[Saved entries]
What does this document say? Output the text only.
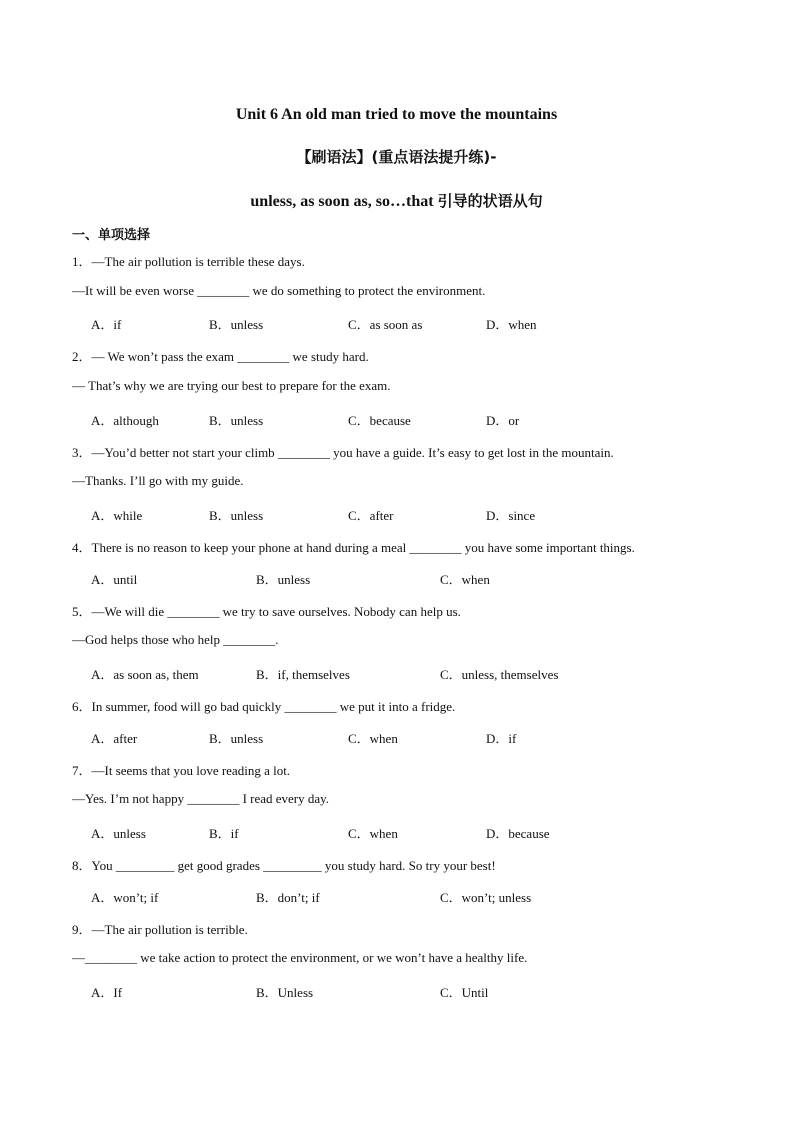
Unit 6 An old man tried to move the mountains
【刷语法】(重点语法提升练)-
unless, as soon as, so…that 引导的状语从句
一、单项选择
1．—The air pollution is terrible these days.
—It will be even worse ________ we do something to protect the environment.
A．if	B．unless	C．as soon as	D．when
2．— We won’t pass the exam ________ we study hard.
— That’s why we are trying our best to prepare for the exam.
A．although	B．unless	C．because	D．or
3．—You’d better not start your climb ________ you have a guide. It’s easy to get lost in the mountain.
—Thanks. I’ll go with my guide.
A．while	B．unless	C．after	D．since
4．There is no reason to keep your phone at hand during a meal ________ you have some important things.
A．until	B．unless	C．when
5．—We will die ________ we try to save ourselves. Nobody can help us.
—God helps those who help ________.
A．as soon as, them	B．if, themselves	C．unless, themselves
6．In summer, food will go bad quickly ________ we put it into a fridge.
A．after	B．unless	C．when	D．if
7．—It seems that you love reading a lot.
—Yes. I’m not happy ________ I read every day.
A．unless	B．if	C．when	D．because
8．You _________ get good grades _________ you study hard. So try your best!
A．won’t; if	B．don’t; if	C．won’t; unless
9．—The air pollution is terrible.
—________ we take action to protect the environment, or we won’t have a healthy life.
A．If	B．Unless	C．Until
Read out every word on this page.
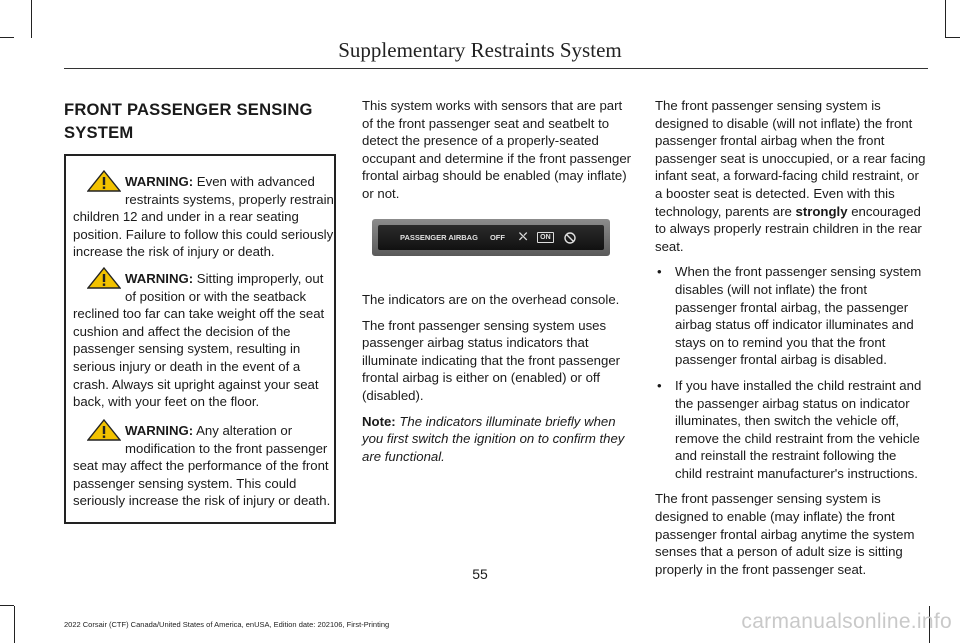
Supplementary Restraints System
FRONT PASSENGER SENSING SYSTEM
WARNING: Even with advanced restraints systems, properly restrain children 12 and under in a rear seating position. Failure to follow this could seriously increase the risk of injury or death.
WARNING: Sitting improperly, out of position or with the seatback reclined too far can take weight off the seat cushion and affect the decision of the passenger sensing system, resulting in serious injury or death in the event of a crash. Always sit upright against your seat back, with your feet on the floor.
WARNING: Any alteration or modification to the front passenger seat may affect the performance of the front passenger sensing system. This could seriously increase the risk of injury or death.

This system works with sensors that are part of the front passenger seat and seatbelt to detect the presence of a properly-seated occupant and determine if the front passenger frontal airbag should be enabled (may inflate) or not.

PASSENGER AIRBAG OFF ⛌	ON

The indicators are on the overhead console.

The front passenger sensing system uses passenger airbag status indicators that illuminate indicating that the front passenger frontal airbag is either on (enabled) or off (disabled).

Note: The indicators illuminate briefly when you first switch the ignition on to confirm they are functional.

The front passenger sensing system is designed to disable (will not inflate) the front passenger frontal airbag when the front passenger seat is unoccupied, or a rear facing infant seat, a forward-facing child restraint, or a booster seat is detected. Even with this technology, parents are strongly encouraged to always properly restrain children in the rear seat.

• When the front passenger sensing system disables (will not inflate) the front passenger frontal airbag, the passenger airbag status off indicator illuminates and stays on to remind you that the front passenger frontal airbag is disabled.
• If you have installed the child restraint and the passenger airbag status on indicator illuminates, then switch the vehicle off, remove the child restraint from the vehicle and reinstall the restraint following the child restraint manufacturer's instructions.

The front passenger sensing system is designed to enable (may inflate) the front passenger frontal airbag anytime the system senses that a person of adult size is sitting properly in the front passenger seat.

55
2022 Corsair (CTF) Canada/United States of America, enUSA, Edition date: 202106, First-Printing	carmanualsonline.info
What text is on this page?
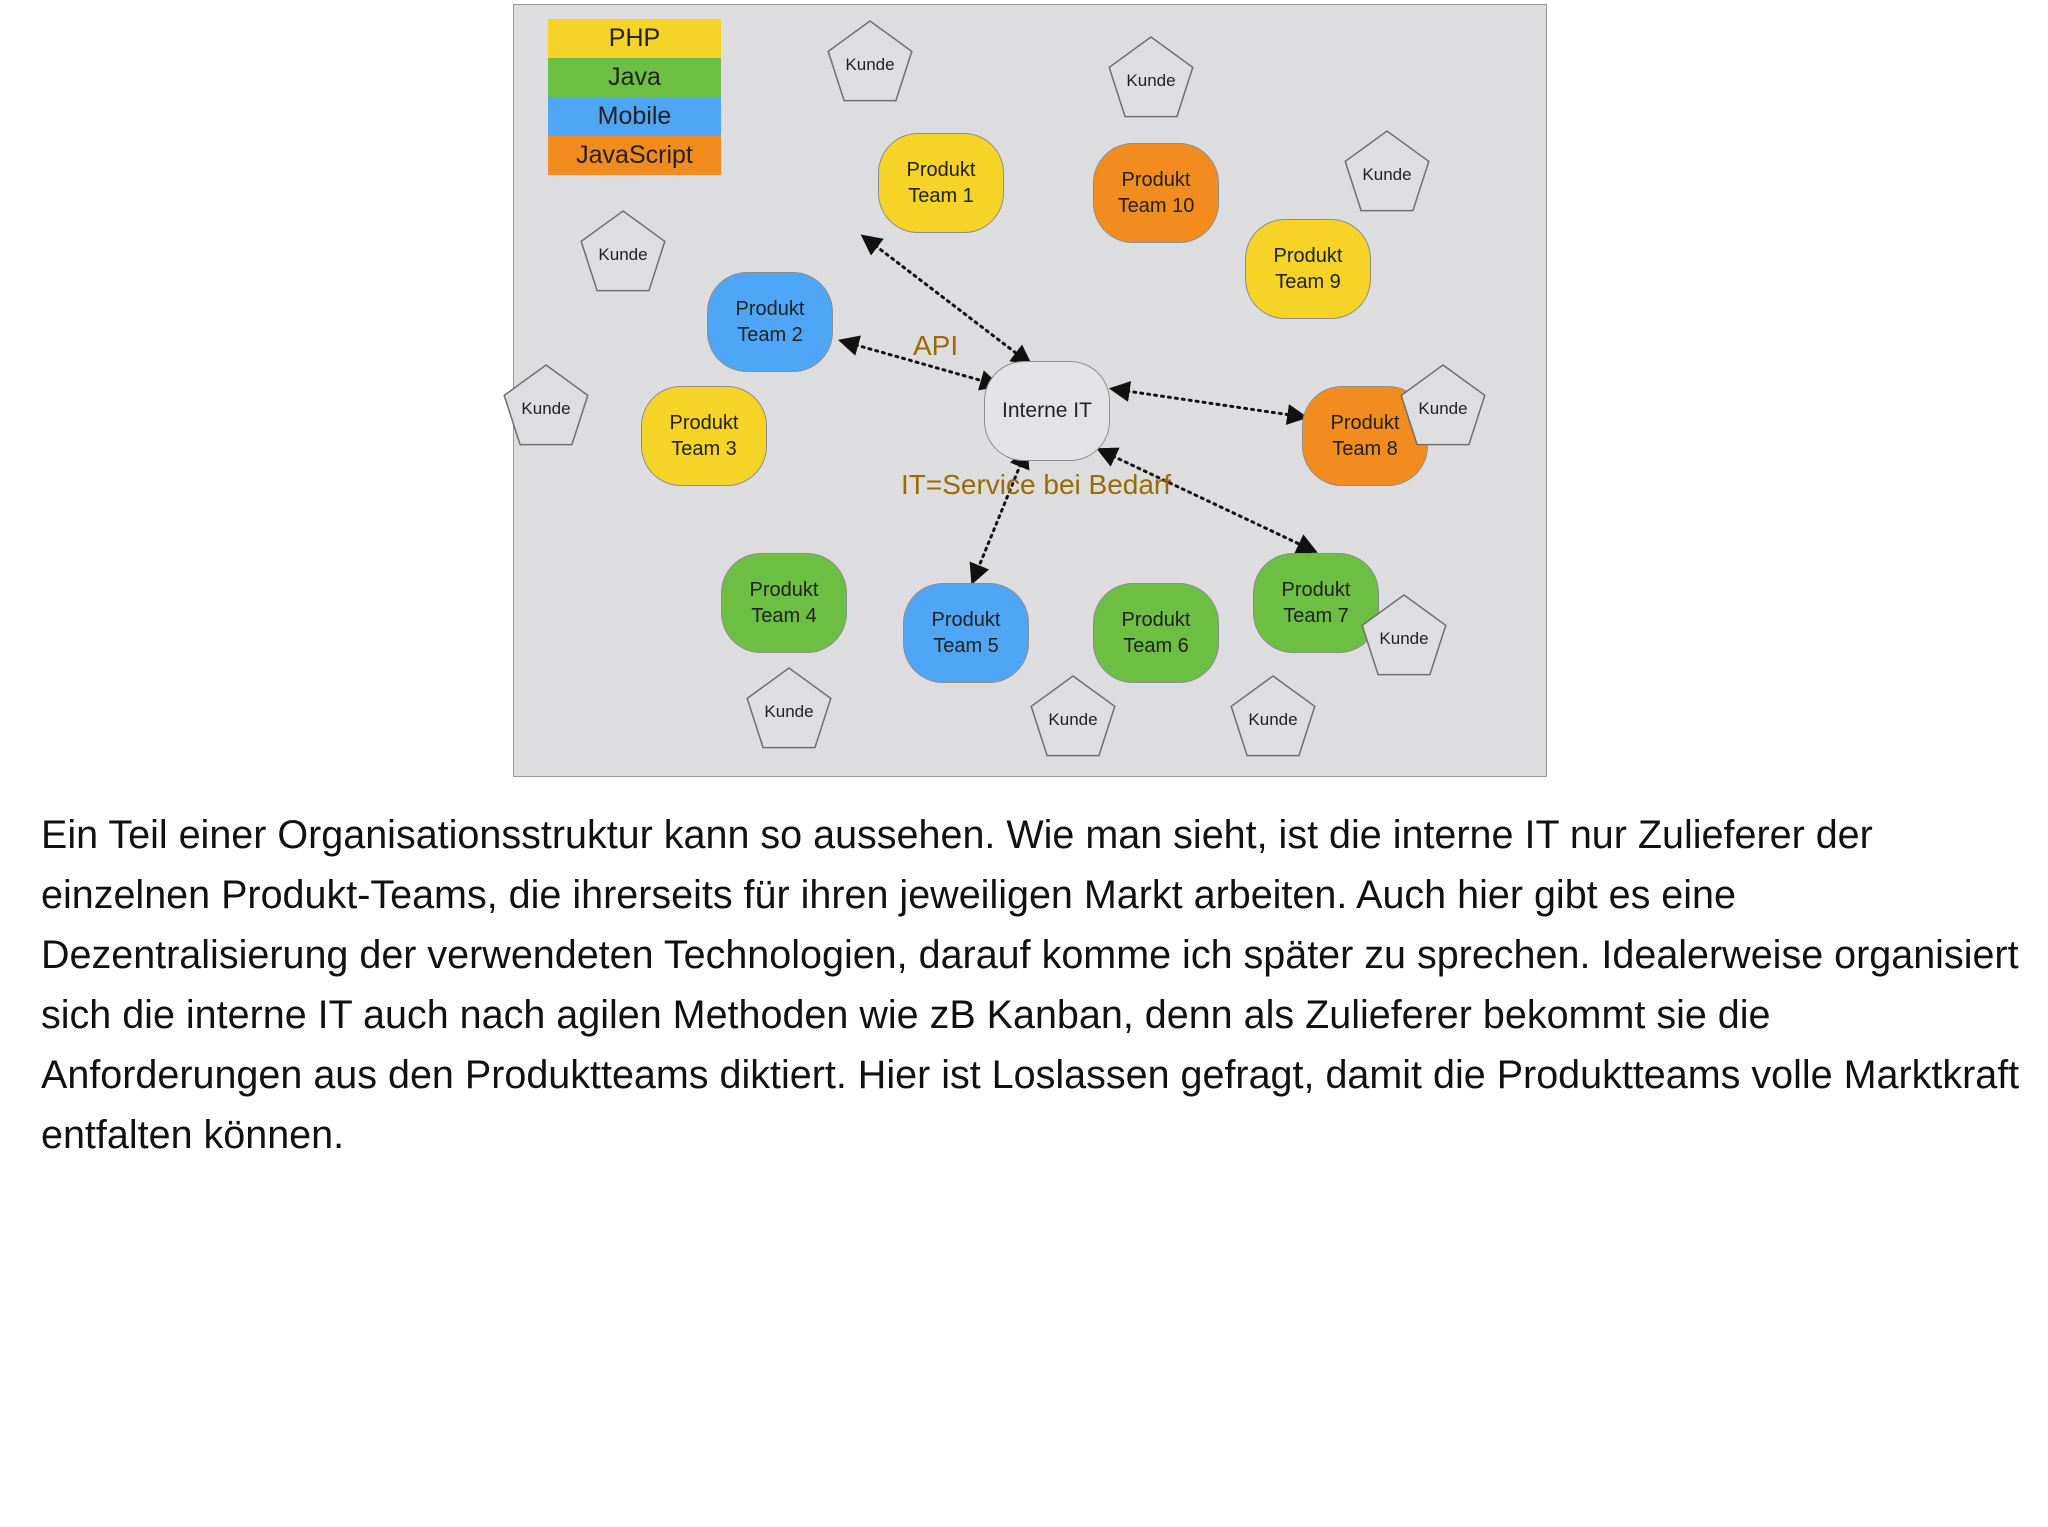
PHP
Java
Mobile
JavaScript
Produkt
Team 1
Produkt
Team 2
Produkt
Team 3
Produkt
Team 4	Produkt
Team 5
Produkt
Team 6
Produkt
Team 7
Produkt
Team 8
Produkt
Team 9
Produkt
Team 10
Interne IT
API
IT=Service bei Bedarf
Kunde
Kunde
Kunde
Kunde
Kunde	Kunde
Kunde
Kunde	Kunde	Kunde

Ein Teil einer Organisationsstruktur kann so aussehen. Wie man sieht, ist die interne IT nur Zulieferer der einzelnen Produkt-Teams, die ihrerseits für ihren jeweiligen Markt arbeiten. Auch hier gibt es eine Dezentralisierung der verwendeten Technologien, darauf komme ich später zu sprechen. Idealerweise organisiert sich die interne IT auch nach agilen Methoden wie zB Kanban, denn als Zulieferer bekommt sie die Anforderungen aus den Produktteams diktiert. Hier ist Loslassen gefragt, damit die Produktteams volle Marktkraft entfalten können.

■ Short problem
Extract each line holding the word "every" from the records.

■ Response to the task
—Yes. I’m not happy ________ I read every day.
Read out every word on this page.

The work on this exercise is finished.